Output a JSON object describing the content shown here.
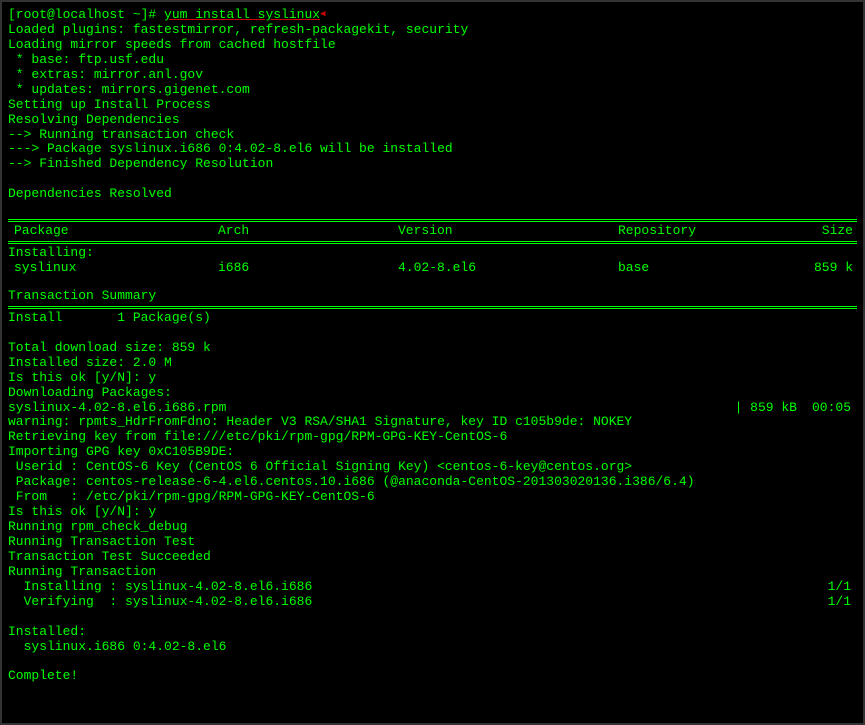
{
  "prompt": "[root@localhost ~]# ",
  "command": "yum install syslinux",
  "lines_pre": [
    "Loaded plugins: fastestmirror, refresh-packagekit, security",
    "Loading mirror speeds from cached hostfile",
    " * base: ftp.usf.edu",
    " * extras: mirror.anl.gov",
    " * updates: mirrors.gigenet.com",
    "Setting up Install Process",
    "Resolving Dependencies",
    "--> Running transaction check",
    "---> Package syslinux.i686 0:4.02-8.el6 will be installed",
    "--> Finished Dependency Resolution",
    "",
    "Dependencies Resolved",
    ""
  ],
  "table": {
    "headers": {
      "package": "Package",
      "arch": "Arch",
      "version": "Version",
      "repo": "Repository",
      "size": "Size"
    },
    "installing_label": "Installing:",
    "rows": [
      {
        "package": "syslinux",
        "arch": "i686",
        "version": "4.02-8.el6",
        "repo": "base",
        "size": "859 k"
      }
    ]
  },
  "trans_summary_label": "Transaction Summary",
  "install_summary": "Install       1 Package(s)",
  "post_summary": [
    "",
    "Total download size: 859 k",
    "Installed size: 2.0 M",
    "Is this ok [y/N]: y",
    "Downloading Packages:"
  ],
  "download": {
    "file": "syslinux-4.02-8.el6.i686.rpm",
    "size": "| 859 kB",
    "time": "00:05"
  },
  "post_download": [
    "warning: rpmts_HdrFromFdno: Header V3 RSA/SHA1 Signature, key ID c105b9de: NOKEY",
    "Retrieving key from file:///etc/pki/rpm-gpg/RPM-GPG-KEY-CentOS-6",
    "Importing GPG key 0xC105B9DE:",
    " Userid : CentOS-6 Key (CentOS 6 Official Signing Key) <centos-6-key@centos.org>",
    " Package: centos-release-6-4.el6.centos.10.i686 (@anaconda-CentOS-201303020136.i386/6.4)",
    " From   : /etc/pki/rpm-gpg/RPM-GPG-KEY-CentOS-6",
    "Is this ok [y/N]: y",
    "Running rpm_check_debug",
    "Running Transaction Test",
    "Transaction Test Succeeded",
    "Running Transaction"
  ],
  "install_rows": [
    {
      "label": "  Installing : syslinux-4.02-8.el6.i686",
      "count": "1/1"
    },
    {
      "label": "  Verifying  : syslinux-4.02-8.el6.i686",
      "count": "1/1"
    }
  ],
  "final": [
    "",
    "Installed:",
    "  syslinux.i686 0:4.02-8.el6",
    "",
    "Complete!"
  ]
}
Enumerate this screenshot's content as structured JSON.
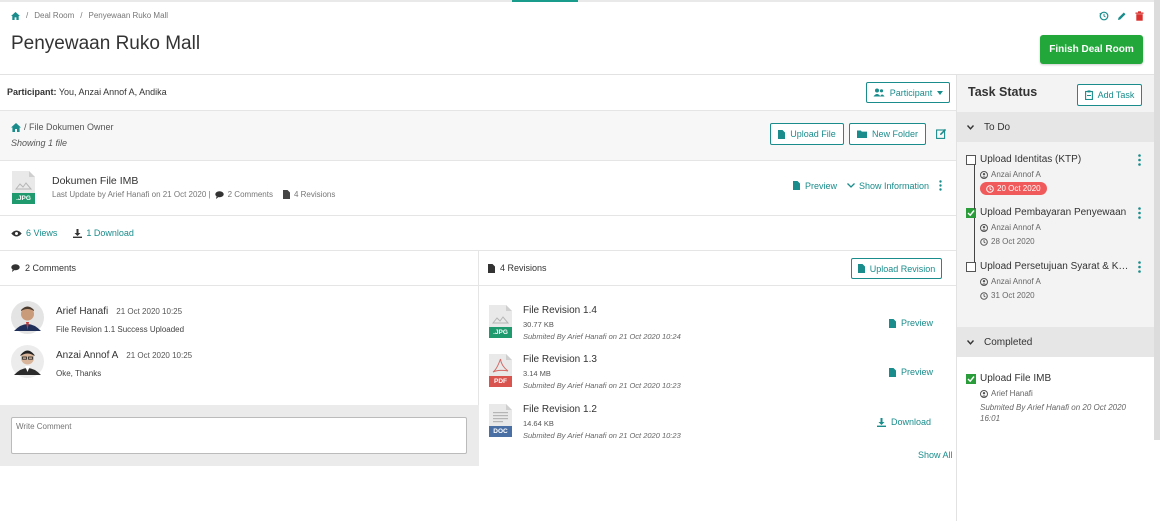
{
  "breadcrumb": {
    "sep": "/",
    "deal_room": "Deal Room",
    "current": "Penyewaan Ruko Mall"
  },
  "page_title": "Penyewaan Ruko Mall",
  "finish_button": "Finish Deal Room",
  "participant": {
    "label": "Participant:",
    "names": "You, Anzai Annof A, Andika",
    "button": "Participant"
  },
  "folder": {
    "path": "/ File Dokumen Owner",
    "count": "Showing 1 file",
    "upload_button": "Upload File",
    "new_folder_button": "New Folder"
  },
  "file": {
    "badge": ".JPG",
    "name": "Dokumen File IMB",
    "meta": "Last Update by Arief Hanafi on 21 Oct 2020 |",
    "comments": "2 Comments",
    "revisions": "4 Revisions",
    "preview": "Preview",
    "show_info": "Show Information"
  },
  "stats": {
    "views": "6 Views",
    "downloads": "1 Download"
  },
  "comments_section": {
    "header": "2 Comments",
    "items": [
      {
        "author": "Arief Hanafi",
        "time": "21 Oct 2020 10:25",
        "text": "File Revision 1.1 Success Uploaded"
      },
      {
        "author": "Anzai Annof A",
        "time": "21 Oct 2020 10:25",
        "text": "Oke, Thanks"
      }
    ],
    "placeholder": "Write Comment"
  },
  "revisions_section": {
    "header": "4 Revisions",
    "upload_button": "Upload Revision",
    "items": [
      {
        "badge": ".JPG",
        "name": "File Revision 1.4",
        "size": "30.77 KB",
        "by": "Submited By Arief Hanafi on 21 Oct 2020 10:24",
        "action": "Preview"
      },
      {
        "badge": "PDF",
        "name": "File Revision 1.3",
        "size": "3.14 MB",
        "by": "Submited By Arief Hanafi on 21 Oct 2020 10:23",
        "action": "Preview"
      },
      {
        "badge": "DOC",
        "name": "File Revision 1.2",
        "size": "14.64 KB",
        "by": "Submited By Arief Hanafi on 21 Oct 2020 10:23",
        "action": "Download"
      }
    ],
    "show_all": "Show All"
  },
  "task_status": {
    "title": "Task Status",
    "add_button": "Add Task",
    "todo_label": "To Do",
    "todo": [
      {
        "name": "Upload Identitas (KTP)",
        "assignee": "Anzai Annof A",
        "date": "20 Oct 2020",
        "overdue": true,
        "done": false
      },
      {
        "name": "Upload Pembayaran Penyewaan",
        "assignee": "Anzai Annof A",
        "date": "28 Oct 2020",
        "overdue": false,
        "done": true
      },
      {
        "name": "Upload Persetujuan Syarat & Ketentuan",
        "assignee": "Anzai Annof A",
        "date": "31 Oct 2020",
        "overdue": false,
        "done": false
      }
    ],
    "completed_label": "Completed",
    "completed": [
      {
        "name": "Upload File IMB",
        "assignee": "Arief Hanafi",
        "submitted": "Submited By Arief Hanafi on 20 Oct 2020 16:01"
      }
    ]
  },
  "colors": {
    "accent": "#1a8c8c",
    "finish": "#22a83a",
    "overdue": "#f05a5a",
    "jpg": "#1f9a6e",
    "pdf": "#d9534f",
    "doc": "#4a6fa5"
  }
}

========================================

From the entries above, copy every line containing the word "Dokumen".

    "path": "/ File Dokumen Owner",
    "name": "Dokumen File IMB",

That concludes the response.